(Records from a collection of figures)
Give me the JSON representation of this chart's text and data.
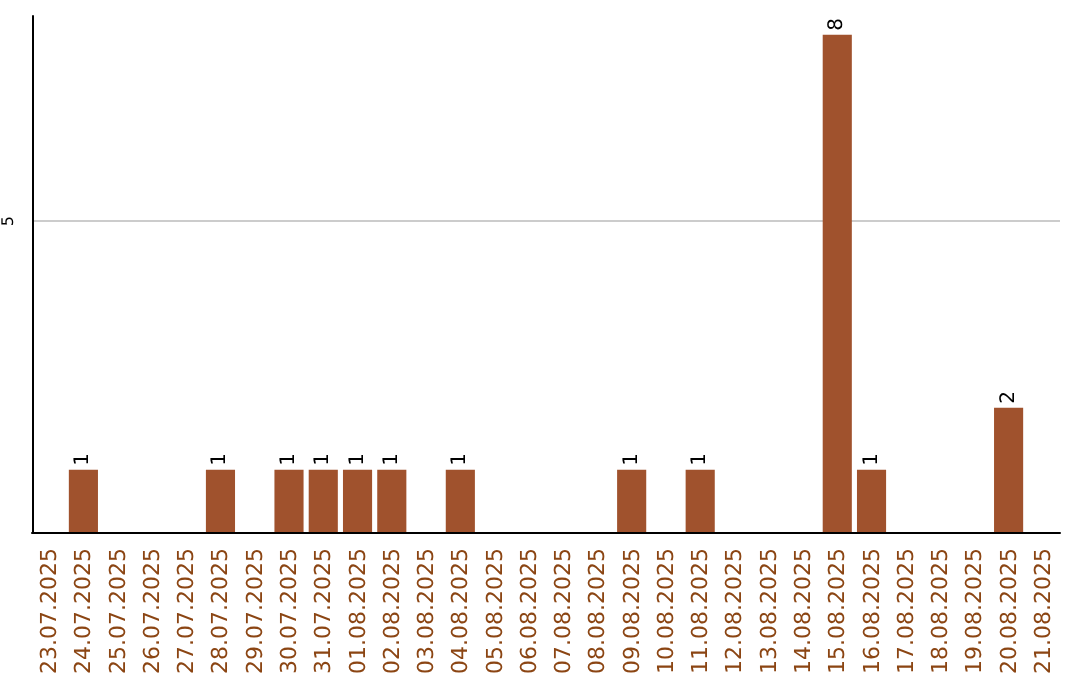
{
  "chart_data": {
    "type": "bar",
    "categories": [
      "23.07.2025",
      "24.07.2025",
      "25.07.2025",
      "26.07.2025",
      "27.07.2025",
      "28.07.2025",
      "29.07.2025",
      "30.07.2025",
      "31.07.2025",
      "01.08.2025",
      "02.08.2025",
      "03.08.2025",
      "04.08.2025",
      "05.08.2025",
      "06.08.2025",
      "07.08.2025",
      "08.08.2025",
      "09.08.2025",
      "10.08.2025",
      "11.08.2025",
      "12.08.2025",
      "13.08.2025",
      "14.08.2025",
      "15.08.2025",
      "16.08.2025",
      "17.08.2025",
      "18.08.2025",
      "19.08.2025",
      "20.08.2025",
      "21.08.2025"
    ],
    "values": [
      0,
      1,
      0,
      0,
      0,
      1,
      0,
      1,
      1,
      1,
      1,
      0,
      1,
      0,
      0,
      0,
      0,
      1,
      0,
      1,
      0,
      0,
      0,
      8,
      1,
      0,
      0,
      0,
      2,
      0
    ],
    "value_labels": [
      null,
      "1",
      null,
      null,
      null,
      "1",
      null,
      "1",
      "1",
      "1",
      "1",
      null,
      "1",
      null,
      null,
      null,
      null,
      "1",
      null,
      "1",
      null,
      null,
      null,
      "8",
      "1",
      null,
      null,
      null,
      "2",
      null
    ],
    "color": "#a0522d",
    "ylim": [
      0,
      8.3
    ],
    "yticks": [
      5
    ],
    "grid": "y"
  }
}
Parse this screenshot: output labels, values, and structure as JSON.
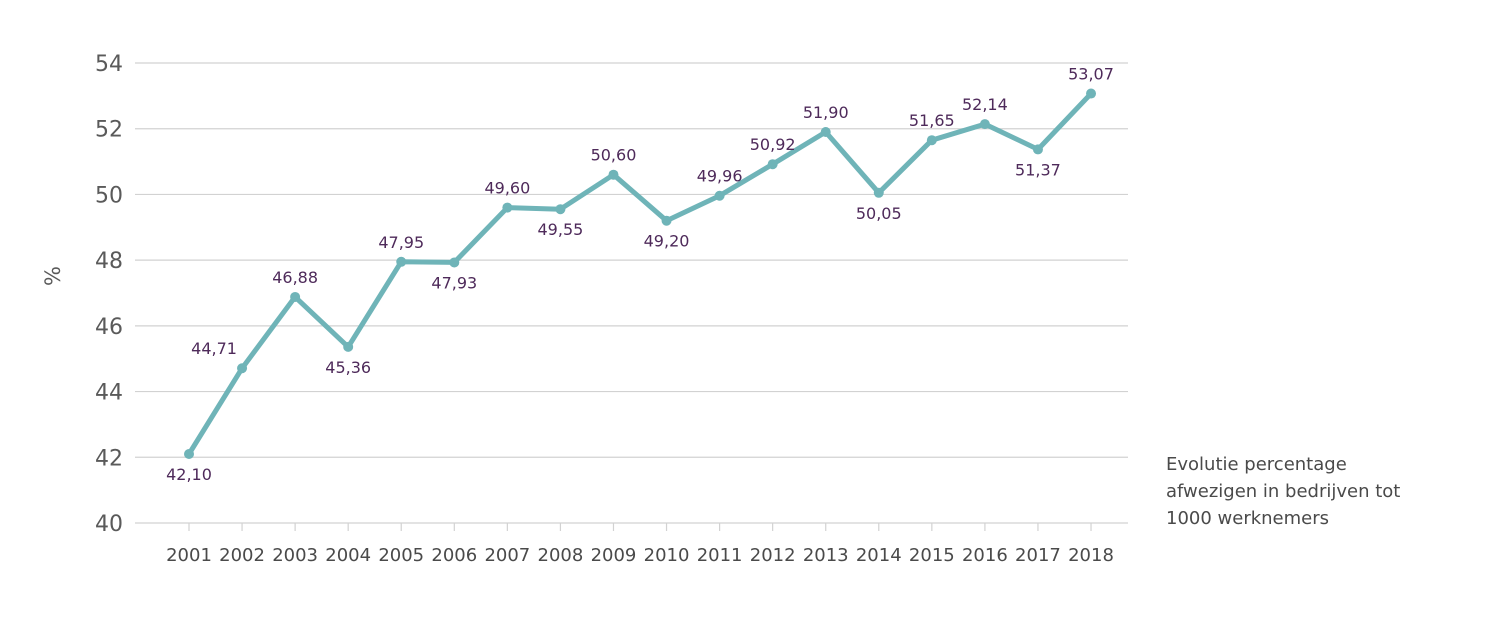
{
  "chart_data": {
    "type": "line",
    "title": "",
    "xlabel": "",
    "ylabel": "%",
    "ylim": [
      40,
      54
    ],
    "y_ticks": [
      "40",
      "42",
      "44",
      "46",
      "48",
      "50",
      "52",
      "54"
    ],
    "grid": true,
    "categories": [
      "2001",
      "2002",
      "2003",
      "2004",
      "2005",
      "2006",
      "2007",
      "2008",
      "2009",
      "2010",
      "2011",
      "2012",
      "2013",
      "2014",
      "2015",
      "2016",
      "2017",
      "2018"
    ],
    "series": [
      {
        "values": [
          42.1,
          44.71,
          46.88,
          45.36,
          47.95,
          47.93,
          49.6,
          49.55,
          50.6,
          49.2,
          49.96,
          50.92,
          51.9,
          50.05,
          51.65,
          52.14,
          51.37,
          53.07
        ],
        "data_labels": [
          "42,10",
          "44,71",
          "46,88",
          "45,36",
          "47,95",
          "47,93",
          "49,60",
          "49,55",
          "50,60",
          "49,20",
          "49,96",
          "50,92",
          "51,90",
          "50,05",
          "51,65",
          "52,14",
          "51,37",
          "53,07"
        ],
        "color": "#6fb4b8"
      }
    ],
    "label_color": "#4e2a5a",
    "annotation": [
      "Evolutie percentage",
      "afwezigen in bedrijven tot",
      "1000 werknemers"
    ]
  }
}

**Task requirements**
All of the data above should be transcribed verbatim, with pictures omitted.

**Exercise result**
Give me the JSON representation of this chart's text and data.
{
  "chart_data": {
    "type": "bar",
    "categories": [
      "23.07.2025",
      "24.07.2025",
      "25.07.2025",
      "26.07.2025",
      "27.07.2025",
      "28.07.2025",
      "29.07.2025",
      "30.07.2025",
      "31.07.2025",
      "01.08.2025",
      "02.08.2025",
      "03.08.2025",
      "04.08.2025",
      "05.08.2025",
      "06.08.2025",
      "07.08.2025",
      "08.08.2025",
      "09.08.2025",
      "10.08.2025",
      "11.08.2025",
      "12.08.2025",
      "13.08.2025",
      "14.08.2025",
      "15.08.2025",
      "16.08.2025",
      "17.08.2025",
      "18.08.2025",
      "19.08.2025",
      "20.08.2025",
      "21.08.2025"
    ],
    "values": [
      0,
      1,
      0,
      0,
      0,
      1,
      0,
      1,
      1,
      1,
      1,
      0,
      1,
      0,
      0,
      0,
      0,
      1,
      0,
      1,
      0,
      0,
      0,
      8,
      1,
      0,
      0,
      0,
      2,
      0
    ],
    "value_labels": [
      null,
      "1",
      null,
      null,
      null,
      "1",
      null,
      "1",
      "1",
      "1",
      "1",
      null,
      "1",
      null,
      null,
      null,
      null,
      "1",
      null,
      "1",
      null,
      null,
      null,
      "8",
      "1",
      null,
      null,
      null,
      "2",
      null
    ],
    "color": "#a0522d",
    "ylim": [
      0,
      8.3
    ],
    "yticks": [
      5
    ],
    "grid": "y"
  }
}
Parse this screenshot: output labels, values, and structure as JSON.
{
  "chart_data": {
    "type": "line",
    "title": "",
    "xlabel": "",
    "ylabel": "%",
    "ylim": [
      40,
      54
    ],
    "y_ticks": [
      "40",
      "42",
      "44",
      "46",
      "48",
      "50",
      "52",
      "54"
    ],
    "grid": true,
    "categories": [
      "2001",
      "2002",
      "2003",
      "2004",
      "2005",
      "2006",
      "2007",
      "2008",
      "2009",
      "2010",
      "2011",
      "2012",
      "2013",
      "2014",
      "2015",
      "2016",
      "2017",
      "2018"
    ],
    "series": [
      {
        "values": [
          42.1,
          44.71,
          46.88,
          45.36,
          47.95,
          47.93,
          49.6,
          49.55,
          50.6,
          49.2,
          49.96,
          50.92,
          51.9,
          50.05,
          51.65,
          52.14,
          51.37,
          53.07
        ],
        "data_labels": [
          "42,10",
          "44,71",
          "46,88",
          "45,36",
          "47,95",
          "47,93",
          "49,60",
          "49,55",
          "50,60",
          "49,20",
          "49,96",
          "50,92",
          "51,90",
          "50,05",
          "51,65",
          "52,14",
          "51,37",
          "53,07"
        ],
        "color": "#6fb4b8"
      }
    ],
    "label_color": "#4e2a5a",
    "annotation": [
      "Evolutie percentage",
      "afwezigen in bedrijven tot",
      "1000 werknemers"
    ]
  }
}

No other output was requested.